### Material for the task
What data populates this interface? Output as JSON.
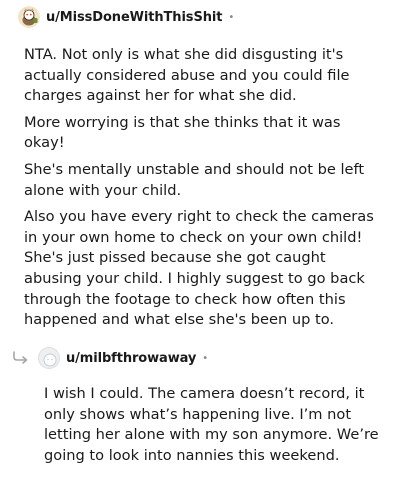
{
  "comments": [
    {
      "username": "u/MissDoneWithThisShit",
      "separator": "•",
      "avatar_icon": "snoo-avatar-icon",
      "paragraphs": [
        "NTA. Not only is what she did disgusting it's actually considered abuse and you could file charges against her for what she did.",
        "More worrying is that she thinks that it was okay!",
        "She's mentally unstable and should not be left alone with your child.",
        "Also you have every right to check the cameras in your own home to check on your own child! She's just pissed because she got caught abusing your child. I highly suggest to go back through the footage to check how often this happened and what else she's been up to."
      ]
    },
    {
      "username": "u/milbfthrowaway",
      "separator": "•",
      "avatar_icon": "default-avatar-icon",
      "reply_icon": "reply-arrow-icon",
      "paragraphs": [
        "I wish I could. The camera doesn’t record, it only shows what’s happening live. I’m not letting her alone with my son anymore. We’re going to look into nannies this weekend."
      ]
    }
  ]
}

### Exercise objective
Find the word "your" and list each line it appears in.

### Complete response
        "She's mentally unstable and should not be left alone with your child.",
        "Also you have every right to check the cameras in your own home to check on your own child! She's just pissed because she got caught abusing your child. I highly suggest to go back through the footage to check how often this happened and what else she's been up to."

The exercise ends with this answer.